PROBLEM TO WORK ON: Report all lines holding "white".

DATA EXCERPTS:
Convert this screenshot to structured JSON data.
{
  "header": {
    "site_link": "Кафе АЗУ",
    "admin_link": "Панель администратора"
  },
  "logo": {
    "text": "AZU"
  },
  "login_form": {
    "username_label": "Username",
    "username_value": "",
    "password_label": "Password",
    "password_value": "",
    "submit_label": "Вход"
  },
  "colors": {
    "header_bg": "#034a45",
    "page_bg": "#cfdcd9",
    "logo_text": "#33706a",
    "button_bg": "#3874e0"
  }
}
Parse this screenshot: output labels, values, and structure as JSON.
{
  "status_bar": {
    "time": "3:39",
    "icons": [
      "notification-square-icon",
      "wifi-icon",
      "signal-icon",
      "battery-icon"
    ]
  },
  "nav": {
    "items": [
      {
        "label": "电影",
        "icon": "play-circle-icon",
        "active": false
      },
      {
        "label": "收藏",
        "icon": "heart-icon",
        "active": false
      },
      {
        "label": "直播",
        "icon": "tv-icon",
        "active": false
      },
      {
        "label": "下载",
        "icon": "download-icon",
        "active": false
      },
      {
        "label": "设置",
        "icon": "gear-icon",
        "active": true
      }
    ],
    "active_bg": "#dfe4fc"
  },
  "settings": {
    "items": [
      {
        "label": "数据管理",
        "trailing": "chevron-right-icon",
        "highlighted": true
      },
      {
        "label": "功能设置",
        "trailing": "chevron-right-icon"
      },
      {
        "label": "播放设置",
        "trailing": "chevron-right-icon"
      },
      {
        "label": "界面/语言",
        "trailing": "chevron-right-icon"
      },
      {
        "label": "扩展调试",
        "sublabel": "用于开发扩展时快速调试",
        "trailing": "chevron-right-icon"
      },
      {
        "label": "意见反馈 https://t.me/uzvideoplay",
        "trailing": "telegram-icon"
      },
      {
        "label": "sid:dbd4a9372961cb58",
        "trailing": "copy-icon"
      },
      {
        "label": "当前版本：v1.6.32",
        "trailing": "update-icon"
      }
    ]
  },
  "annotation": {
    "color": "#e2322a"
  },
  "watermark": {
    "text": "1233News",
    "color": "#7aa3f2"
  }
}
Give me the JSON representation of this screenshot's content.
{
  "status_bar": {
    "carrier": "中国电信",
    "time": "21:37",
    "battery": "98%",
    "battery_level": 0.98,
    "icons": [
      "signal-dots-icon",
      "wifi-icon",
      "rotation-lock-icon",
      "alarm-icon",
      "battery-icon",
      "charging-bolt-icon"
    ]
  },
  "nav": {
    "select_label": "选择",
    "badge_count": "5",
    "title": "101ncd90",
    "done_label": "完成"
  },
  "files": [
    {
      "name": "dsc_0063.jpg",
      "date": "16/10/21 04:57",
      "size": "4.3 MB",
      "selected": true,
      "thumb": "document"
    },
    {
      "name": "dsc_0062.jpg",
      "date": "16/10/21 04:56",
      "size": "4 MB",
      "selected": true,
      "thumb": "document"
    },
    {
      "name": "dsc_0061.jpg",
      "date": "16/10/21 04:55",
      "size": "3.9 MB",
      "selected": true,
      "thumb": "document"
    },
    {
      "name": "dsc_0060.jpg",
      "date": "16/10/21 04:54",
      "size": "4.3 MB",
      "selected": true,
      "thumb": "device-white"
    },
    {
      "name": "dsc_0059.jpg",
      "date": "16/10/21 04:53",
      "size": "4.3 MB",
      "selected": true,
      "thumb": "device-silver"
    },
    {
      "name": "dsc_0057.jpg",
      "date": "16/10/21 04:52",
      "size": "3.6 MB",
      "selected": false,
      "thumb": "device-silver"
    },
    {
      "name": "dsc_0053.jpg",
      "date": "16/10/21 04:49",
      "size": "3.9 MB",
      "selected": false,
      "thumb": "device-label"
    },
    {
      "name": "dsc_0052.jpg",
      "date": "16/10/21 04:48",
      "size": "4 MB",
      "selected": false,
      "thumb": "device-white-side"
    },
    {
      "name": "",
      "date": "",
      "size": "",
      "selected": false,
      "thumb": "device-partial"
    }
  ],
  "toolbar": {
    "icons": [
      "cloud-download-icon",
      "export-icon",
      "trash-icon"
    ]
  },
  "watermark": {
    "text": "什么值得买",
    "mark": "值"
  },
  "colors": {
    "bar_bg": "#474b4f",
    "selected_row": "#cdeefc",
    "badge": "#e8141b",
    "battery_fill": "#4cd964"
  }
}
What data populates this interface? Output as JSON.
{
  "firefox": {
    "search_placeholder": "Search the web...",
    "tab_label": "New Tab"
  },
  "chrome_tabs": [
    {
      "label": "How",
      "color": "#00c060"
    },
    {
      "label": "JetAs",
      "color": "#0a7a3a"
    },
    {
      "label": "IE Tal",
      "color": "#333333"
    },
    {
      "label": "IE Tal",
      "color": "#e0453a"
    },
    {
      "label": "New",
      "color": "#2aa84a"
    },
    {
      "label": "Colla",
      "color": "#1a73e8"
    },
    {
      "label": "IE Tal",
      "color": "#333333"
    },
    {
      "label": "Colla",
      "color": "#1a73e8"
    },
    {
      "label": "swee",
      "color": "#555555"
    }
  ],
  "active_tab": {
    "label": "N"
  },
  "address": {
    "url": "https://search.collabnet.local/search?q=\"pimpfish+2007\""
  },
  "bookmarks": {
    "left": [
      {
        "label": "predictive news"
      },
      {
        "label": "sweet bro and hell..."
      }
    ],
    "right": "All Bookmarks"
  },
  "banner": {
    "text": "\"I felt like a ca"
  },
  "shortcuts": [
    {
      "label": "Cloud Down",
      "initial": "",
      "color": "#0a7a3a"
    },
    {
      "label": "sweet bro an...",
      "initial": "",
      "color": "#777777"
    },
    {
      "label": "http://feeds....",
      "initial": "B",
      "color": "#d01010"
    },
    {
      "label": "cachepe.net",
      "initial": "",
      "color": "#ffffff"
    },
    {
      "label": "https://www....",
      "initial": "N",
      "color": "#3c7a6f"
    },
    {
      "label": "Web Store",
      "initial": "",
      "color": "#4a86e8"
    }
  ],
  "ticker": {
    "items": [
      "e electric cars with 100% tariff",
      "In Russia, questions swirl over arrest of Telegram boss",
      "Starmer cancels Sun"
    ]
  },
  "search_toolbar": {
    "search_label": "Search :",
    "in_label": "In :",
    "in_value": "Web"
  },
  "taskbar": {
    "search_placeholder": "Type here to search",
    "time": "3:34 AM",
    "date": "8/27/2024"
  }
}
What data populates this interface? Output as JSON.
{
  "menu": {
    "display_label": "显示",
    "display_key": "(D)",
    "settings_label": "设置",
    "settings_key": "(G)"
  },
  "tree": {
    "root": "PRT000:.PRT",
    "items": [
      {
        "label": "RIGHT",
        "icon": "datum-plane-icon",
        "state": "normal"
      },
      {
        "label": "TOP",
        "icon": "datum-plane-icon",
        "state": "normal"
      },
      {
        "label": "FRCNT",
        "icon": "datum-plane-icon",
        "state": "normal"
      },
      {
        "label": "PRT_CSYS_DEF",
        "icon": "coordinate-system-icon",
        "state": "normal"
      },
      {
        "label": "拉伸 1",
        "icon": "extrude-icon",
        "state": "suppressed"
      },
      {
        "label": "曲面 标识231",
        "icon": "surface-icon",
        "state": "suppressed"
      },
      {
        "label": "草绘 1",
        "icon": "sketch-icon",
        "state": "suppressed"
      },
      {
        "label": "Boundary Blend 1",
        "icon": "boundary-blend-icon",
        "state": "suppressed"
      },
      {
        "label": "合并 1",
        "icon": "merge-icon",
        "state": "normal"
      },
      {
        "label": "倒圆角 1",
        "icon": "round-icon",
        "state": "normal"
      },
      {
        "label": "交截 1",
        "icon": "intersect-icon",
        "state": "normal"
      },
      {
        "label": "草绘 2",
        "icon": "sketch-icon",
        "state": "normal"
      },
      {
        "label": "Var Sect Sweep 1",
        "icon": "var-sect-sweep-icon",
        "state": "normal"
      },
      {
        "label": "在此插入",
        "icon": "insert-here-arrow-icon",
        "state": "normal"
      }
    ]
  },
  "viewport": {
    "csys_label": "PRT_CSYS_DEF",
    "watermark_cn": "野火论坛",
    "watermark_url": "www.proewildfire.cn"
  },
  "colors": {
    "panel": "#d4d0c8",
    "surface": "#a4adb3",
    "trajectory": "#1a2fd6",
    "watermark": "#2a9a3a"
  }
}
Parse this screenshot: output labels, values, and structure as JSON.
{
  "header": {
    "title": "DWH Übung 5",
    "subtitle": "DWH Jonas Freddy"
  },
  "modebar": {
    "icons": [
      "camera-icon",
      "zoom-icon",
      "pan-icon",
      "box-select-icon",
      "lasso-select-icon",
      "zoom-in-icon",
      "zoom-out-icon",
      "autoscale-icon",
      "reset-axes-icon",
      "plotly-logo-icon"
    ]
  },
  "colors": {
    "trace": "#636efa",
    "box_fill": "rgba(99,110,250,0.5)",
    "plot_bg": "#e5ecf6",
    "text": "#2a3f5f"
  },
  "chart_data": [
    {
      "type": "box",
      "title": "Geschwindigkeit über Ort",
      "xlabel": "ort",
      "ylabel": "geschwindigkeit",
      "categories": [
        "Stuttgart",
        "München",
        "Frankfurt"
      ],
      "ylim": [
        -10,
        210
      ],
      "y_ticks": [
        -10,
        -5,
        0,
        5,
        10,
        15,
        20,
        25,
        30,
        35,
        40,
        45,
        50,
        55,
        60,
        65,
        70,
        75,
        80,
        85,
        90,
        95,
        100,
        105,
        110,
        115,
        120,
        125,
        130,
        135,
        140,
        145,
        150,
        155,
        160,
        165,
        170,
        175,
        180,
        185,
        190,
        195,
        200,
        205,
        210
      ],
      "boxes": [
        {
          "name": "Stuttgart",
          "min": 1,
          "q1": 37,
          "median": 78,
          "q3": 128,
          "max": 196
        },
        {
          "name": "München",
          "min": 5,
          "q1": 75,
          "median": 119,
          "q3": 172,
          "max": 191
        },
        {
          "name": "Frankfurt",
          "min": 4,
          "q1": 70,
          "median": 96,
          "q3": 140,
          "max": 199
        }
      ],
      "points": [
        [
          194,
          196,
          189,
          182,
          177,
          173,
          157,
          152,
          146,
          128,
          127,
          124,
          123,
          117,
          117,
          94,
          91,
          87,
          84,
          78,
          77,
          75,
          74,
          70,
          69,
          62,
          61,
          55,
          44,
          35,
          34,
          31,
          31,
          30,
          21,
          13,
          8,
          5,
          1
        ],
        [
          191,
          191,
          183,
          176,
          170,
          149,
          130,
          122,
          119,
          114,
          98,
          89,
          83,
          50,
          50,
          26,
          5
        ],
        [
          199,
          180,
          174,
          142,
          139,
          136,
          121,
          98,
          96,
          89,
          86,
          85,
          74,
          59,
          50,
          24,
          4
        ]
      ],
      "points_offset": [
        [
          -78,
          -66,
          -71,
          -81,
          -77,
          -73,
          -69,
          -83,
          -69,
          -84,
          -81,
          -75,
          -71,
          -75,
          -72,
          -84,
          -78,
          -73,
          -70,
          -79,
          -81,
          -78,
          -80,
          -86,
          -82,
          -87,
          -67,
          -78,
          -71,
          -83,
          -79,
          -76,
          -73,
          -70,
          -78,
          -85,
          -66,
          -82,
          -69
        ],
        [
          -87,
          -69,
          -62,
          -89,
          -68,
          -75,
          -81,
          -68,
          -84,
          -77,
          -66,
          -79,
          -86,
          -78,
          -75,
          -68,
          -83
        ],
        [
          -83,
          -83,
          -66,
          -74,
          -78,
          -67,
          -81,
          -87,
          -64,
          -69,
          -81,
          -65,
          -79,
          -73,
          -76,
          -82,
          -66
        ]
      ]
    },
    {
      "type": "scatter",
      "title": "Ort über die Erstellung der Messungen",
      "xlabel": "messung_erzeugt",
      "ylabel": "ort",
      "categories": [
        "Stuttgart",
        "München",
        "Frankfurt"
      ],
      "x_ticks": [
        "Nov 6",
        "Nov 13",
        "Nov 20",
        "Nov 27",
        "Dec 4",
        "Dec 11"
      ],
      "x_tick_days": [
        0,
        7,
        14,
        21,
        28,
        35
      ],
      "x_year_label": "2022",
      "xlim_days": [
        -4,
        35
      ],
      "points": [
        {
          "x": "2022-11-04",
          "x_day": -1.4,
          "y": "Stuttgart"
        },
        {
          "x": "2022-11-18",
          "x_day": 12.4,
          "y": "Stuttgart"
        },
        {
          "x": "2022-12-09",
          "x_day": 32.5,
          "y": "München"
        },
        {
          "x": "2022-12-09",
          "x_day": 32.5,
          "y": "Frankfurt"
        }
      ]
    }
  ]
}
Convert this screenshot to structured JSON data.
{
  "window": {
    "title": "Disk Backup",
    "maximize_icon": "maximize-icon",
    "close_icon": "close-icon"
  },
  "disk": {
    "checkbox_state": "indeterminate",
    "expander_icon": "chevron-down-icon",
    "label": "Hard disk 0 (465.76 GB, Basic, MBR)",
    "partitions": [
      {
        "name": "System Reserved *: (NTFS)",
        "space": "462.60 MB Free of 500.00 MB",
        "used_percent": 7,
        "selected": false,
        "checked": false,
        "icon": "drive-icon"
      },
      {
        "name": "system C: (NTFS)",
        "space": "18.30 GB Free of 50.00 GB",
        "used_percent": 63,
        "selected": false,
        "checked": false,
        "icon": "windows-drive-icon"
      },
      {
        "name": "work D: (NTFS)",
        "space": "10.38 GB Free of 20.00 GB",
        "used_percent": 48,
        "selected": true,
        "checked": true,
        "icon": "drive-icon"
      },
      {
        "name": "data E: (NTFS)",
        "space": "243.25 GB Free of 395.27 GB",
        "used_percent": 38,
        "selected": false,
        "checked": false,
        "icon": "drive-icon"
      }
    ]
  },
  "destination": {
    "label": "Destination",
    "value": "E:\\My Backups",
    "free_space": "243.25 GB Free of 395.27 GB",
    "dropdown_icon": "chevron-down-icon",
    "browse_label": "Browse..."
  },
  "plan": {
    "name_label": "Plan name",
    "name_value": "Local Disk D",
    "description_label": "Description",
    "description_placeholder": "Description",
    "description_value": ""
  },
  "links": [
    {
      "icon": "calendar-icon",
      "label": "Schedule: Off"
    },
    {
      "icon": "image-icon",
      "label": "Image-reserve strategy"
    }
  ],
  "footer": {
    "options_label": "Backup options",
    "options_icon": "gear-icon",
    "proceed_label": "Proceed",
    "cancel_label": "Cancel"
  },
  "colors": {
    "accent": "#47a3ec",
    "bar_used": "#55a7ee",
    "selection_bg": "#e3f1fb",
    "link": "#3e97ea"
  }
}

EXERCISE OUTPUT:
      "thumb": "device-white"
      "thumb": "device-white-side"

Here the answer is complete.